**Short problem:** Extend the passage about the Democratic Left newsletter and the state of the American Left, picking up after its final sentence.

On the campus there is a decline of activism, a revival of private concerns. The New Left is dead. But a large and serious constituency of the Left remains, even if unorganized and uncertain. If presented with a clear and reasoned perspective for basic change, it might be won to a lifetime commitment, even in the Nixon years; if not, it could vanish.

The Left, more than ever before, needs thought, self-criticism, candor, and communication. We hope this Newsletter will make a modest contribution to that end.Democratic Left continues today as the publication of the Democratic Socialists of America, the organizational successor to the DSOC. The organization also published a number of issues of an internal discussion bulletin, containing typewritten content submitted by its members about various issues of concern.

**Provided information:**
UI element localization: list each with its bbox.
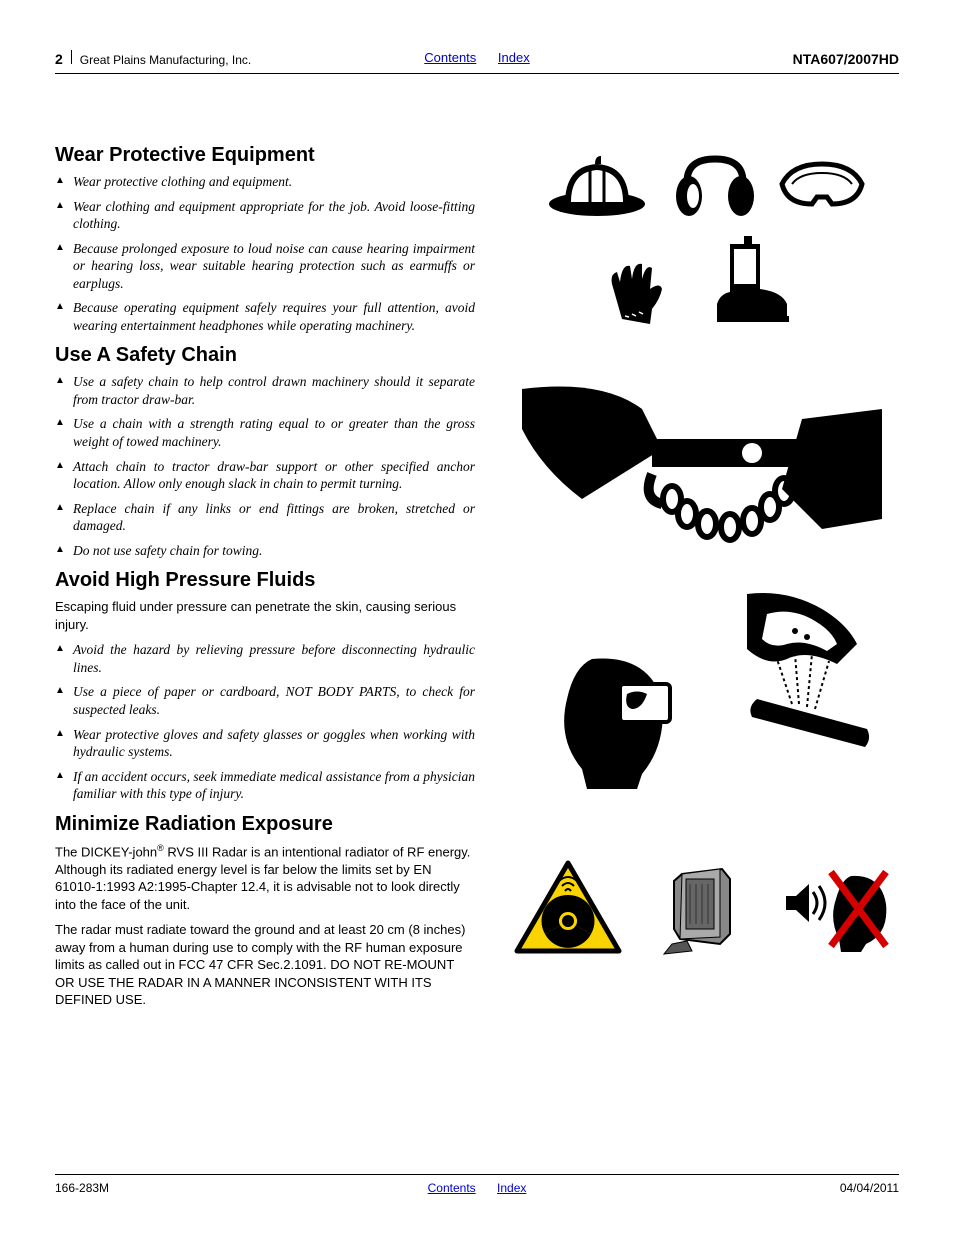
list-item: Attach chain to tractor draw-bar support… bbox=[55, 458, 475, 493]
list-item: Avoid the hazard by relieving pressure b… bbox=[55, 641, 475, 676]
section-title-chain: Use A Safety Chain bbox=[55, 344, 475, 367]
ppe-illustration bbox=[505, 144, 899, 344]
registered-mark: ® bbox=[157, 843, 164, 853]
list-item: Use a piece of paper or cardboard, NOT B… bbox=[55, 683, 475, 718]
page-content: Wear Protective Equipment Wear protectiv… bbox=[55, 144, 899, 1017]
list-item: Wear clothing and equipment appropriate … bbox=[55, 198, 475, 233]
contents-link[interactable]: Contents bbox=[424, 50, 476, 65]
list-item: If an accident occurs, seek immediate me… bbox=[55, 768, 475, 803]
radiation-para1: The DICKEY-john® RVS III Radar is an int… bbox=[55, 842, 475, 914]
ppe-icons bbox=[532, 149, 872, 339]
fluids-illustration bbox=[505, 589, 899, 789]
doc-date: 04/04/2011 bbox=[840, 1181, 899, 1195]
header-divider bbox=[71, 50, 72, 64]
radiation-warning-icon bbox=[513, 859, 623, 959]
page-number: 2 bbox=[55, 51, 63, 67]
section-title-ppe: Wear Protective Equipment bbox=[55, 144, 475, 167]
doc-number: 166-283M bbox=[55, 1181, 109, 1195]
list-item: Use a chain with a strength rating equal… bbox=[55, 415, 475, 450]
safety-chain-illustration bbox=[505, 369, 899, 569]
list-item: Do not use safety chain for towing. bbox=[55, 542, 475, 560]
ppe-bullets: Wear protective clothing and equipment. … bbox=[55, 173, 475, 334]
list-item: Wear protective clothing and equipment. bbox=[55, 173, 475, 191]
section-title-fluids: Avoid High Pressure Fluids bbox=[55, 569, 475, 592]
fluids-bullets: Avoid the hazard by relieving pressure b… bbox=[55, 641, 475, 802]
no-direct-look-icon bbox=[781, 864, 891, 954]
section-title-radiation: Minimize Radiation Exposure bbox=[55, 813, 475, 836]
list-item: Use a safety chain to help control drawn… bbox=[55, 373, 475, 408]
fluids-intro: Escaping fluid under pressure can penetr… bbox=[55, 598, 475, 633]
index-link[interactable]: Index bbox=[498, 50, 530, 65]
fluids-icons bbox=[532, 589, 872, 789]
list-item: Wear protective gloves and safety glasse… bbox=[55, 726, 475, 761]
radiation-illustration bbox=[505, 839, 899, 979]
company-name: Great Plains Manufacturing, Inc. bbox=[80, 53, 251, 67]
illustration-column bbox=[505, 144, 899, 1017]
footer-nav: Contents Index bbox=[428, 1181, 527, 1195]
model-number: NTA607/2007HD bbox=[793, 51, 899, 67]
radar-unit-icon bbox=[652, 859, 752, 959]
text-column: Wear Protective Equipment Wear protectiv… bbox=[55, 144, 475, 1017]
radiation-para2: The radar must radiate toward the ground… bbox=[55, 921, 475, 1009]
header-nav: Contents Index bbox=[424, 50, 529, 65]
page-footer: 166-283M Contents Index 04/04/2011 bbox=[55, 1174, 899, 1195]
chain-bullets: Use a safety chain to help control drawn… bbox=[55, 373, 475, 559]
page-header: 2 Great Plains Manufacturing, Inc. Conte… bbox=[55, 50, 899, 74]
chain-icon bbox=[522, 369, 882, 569]
contents-link-footer[interactable]: Contents bbox=[428, 1181, 476, 1195]
list-item: Replace chain if any links or end fittin… bbox=[55, 500, 475, 535]
list-item: Because prolonged exposure to loud noise… bbox=[55, 240, 475, 293]
index-link-footer[interactable]: Index bbox=[497, 1181, 526, 1195]
list-item: Because operating equipment safely requi… bbox=[55, 299, 475, 334]
para1a: The DICKEY-john bbox=[55, 844, 157, 859]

**Response:**
 Formal establishment 
The June 1973 issue of Newsletter of the Democratic Left,'' the fourth monthly magazine off the press, announced to its subscribers that the never-before-mentioned National Board of the DSOC had issued a call for the launch of "a new, nationwide socialist organization". The founding convention of the DSOC was initially slated to begin on October 12, 1973 in New York City. For the first time, membership dues were solicited, with rates of $3.50 for students and $7.00 for regular membership accepted until January 1, 1974.

The Founding Convention was to be a three-day-long affair, beginning at 8 pm at the Eisner and Lubin Auditorium of New York University. The convention was not composed of elected delegates, but was rather open to a general admission and about 500 people were in attendance. The keynote speaker chosen by the organizers of the DSOC to address this gathering was David Lewis, one of the key architects of the New Democratic Party, the social-democratic parliamentary opposition party of Canada.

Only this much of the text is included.